The records that follow are to be repeated without alteration.

BEGIN TASK INPUT

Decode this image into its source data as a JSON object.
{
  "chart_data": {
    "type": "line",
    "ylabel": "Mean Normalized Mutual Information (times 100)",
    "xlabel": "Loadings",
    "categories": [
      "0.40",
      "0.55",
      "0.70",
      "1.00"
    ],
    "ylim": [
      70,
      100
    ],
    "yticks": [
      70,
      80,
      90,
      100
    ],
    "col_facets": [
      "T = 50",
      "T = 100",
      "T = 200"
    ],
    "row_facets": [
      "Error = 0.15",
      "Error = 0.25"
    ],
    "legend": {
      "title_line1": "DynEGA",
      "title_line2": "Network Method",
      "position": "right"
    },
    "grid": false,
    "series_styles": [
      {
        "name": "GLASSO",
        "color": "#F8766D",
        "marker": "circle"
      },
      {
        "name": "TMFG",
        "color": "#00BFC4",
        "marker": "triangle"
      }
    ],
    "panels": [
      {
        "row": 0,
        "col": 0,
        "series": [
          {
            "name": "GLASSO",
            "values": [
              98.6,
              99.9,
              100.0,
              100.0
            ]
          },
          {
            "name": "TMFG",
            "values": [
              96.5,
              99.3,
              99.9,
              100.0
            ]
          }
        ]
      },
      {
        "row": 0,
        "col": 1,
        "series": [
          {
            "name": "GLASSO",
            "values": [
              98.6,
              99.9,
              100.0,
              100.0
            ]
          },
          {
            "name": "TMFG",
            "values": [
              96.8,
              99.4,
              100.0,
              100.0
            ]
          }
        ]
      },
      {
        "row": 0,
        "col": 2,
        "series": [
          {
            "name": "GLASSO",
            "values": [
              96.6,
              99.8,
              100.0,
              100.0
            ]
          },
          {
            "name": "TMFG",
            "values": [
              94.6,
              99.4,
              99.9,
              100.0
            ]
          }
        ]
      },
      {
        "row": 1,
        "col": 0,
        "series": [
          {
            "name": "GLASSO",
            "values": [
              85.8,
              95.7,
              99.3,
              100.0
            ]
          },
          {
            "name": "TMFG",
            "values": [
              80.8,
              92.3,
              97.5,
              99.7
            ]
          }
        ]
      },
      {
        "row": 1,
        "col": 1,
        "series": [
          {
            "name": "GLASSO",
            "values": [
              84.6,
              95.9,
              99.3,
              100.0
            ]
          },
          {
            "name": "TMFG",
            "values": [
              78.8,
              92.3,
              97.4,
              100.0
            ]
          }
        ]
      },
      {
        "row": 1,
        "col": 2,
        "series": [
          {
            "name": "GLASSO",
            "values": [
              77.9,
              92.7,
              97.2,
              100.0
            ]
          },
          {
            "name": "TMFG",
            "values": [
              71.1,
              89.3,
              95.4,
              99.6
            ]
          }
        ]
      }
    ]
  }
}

END TASK INPUT

ANSWER FOR THIS EXERCISE:
Decode this image into its source data as a JSON object.
{
  "chart_data": {
    "type": "line",
    "ylabel": "Mean Normalized Mutual Information (times 100)",
    "xlabel": "Loadings",
    "categories": [
      "0.40",
      "0.55",
      "0.70",
      "1.00"
    ],
    "ylim": [
      70,
      100
    ],
    "yticks": [
      70,
      80,
      90,
      100
    ],
    "col_facets": [
      "T = 50",
      "T = 100",
      "T = 200"
    ],
    "row_facets": [
      "Error = 0.15",
      "Error = 0.25"
    ],
    "legend": {
      "title_line1": "DynEGA",
      "title_line2": "Network Method",
      "position": "right"
    },
    "grid": false,
    "series_styles": [
      {
        "name": "GLASSO",
        "color": "#F8766D",
        "marker": "circle"
      },
      {
        "name": "TMFG",
        "color": "#00BFC4",
        "marker": "triangle"
      }
    ],
    "panels": [
      {
        "row": 0,
        "col": 0,
        "series": [
          {
            "name": "GLASSO",
            "values": [
              98.6,
              99.9,
              100.0,
              100.0
            ]
          },
          {
            "name": "TMFG",
            "values": [
              96.5,
              99.3,
              99.9,
              100.0
            ]
          }
        ]
      },
      {
        "row": 0,
        "col": 1,
        "series": [
          {
            "name": "GLASSO",
            "values": [
              98.6,
              99.9,
              100.0,
              100.0
            ]
          },
          {
            "name": "TMFG",
            "values": [
              96.8,
              99.4,
              100.0,
              100.0
            ]
          }
        ]
      },
      {
        "row": 0,
        "col": 2,
        "series": [
          {
            "name": "GLASSO",
            "values": [
              96.6,
              99.8,
              100.0,
              100.0
            ]
          },
          {
            "name": "TMFG",
            "values": [
              94.6,
              99.4,
              99.9,
              100.0
            ]
          }
        ]
      },
      {
        "row": 1,
        "col": 0,
        "series": [
          {
            "name": "GLASSO",
            "values": [
              85.8,
              95.7,
              99.3,
              100.0
            ]
          },
          {
            "name": "TMFG",
            "values": [
              80.8,
              92.3,
              97.5,
              99.7
            ]
          }
        ]
      },
      {
        "row": 1,
        "col": 1,
        "series": [
          {
            "name": "GLASSO",
            "values": [
              84.6,
              95.9,
              99.3,
              100.0
            ]
          },
          {
            "name": "TMFG",
            "values": [
              78.8,
              92.3,
              97.4,
              100.0
            ]
          }
        ]
      },
      {
        "row": 1,
        "col": 2,
        "series": [
          {
            "name": "GLASSO",
            "values": [
              77.9,
              92.7,
              97.2,
              100.0
            ]
          },
          {
            "name": "TMFG",
            "values": [
              71.1,
              89.3,
              95.4,
              99.6
            ]
          }
        ]
      }
    ]
  }
}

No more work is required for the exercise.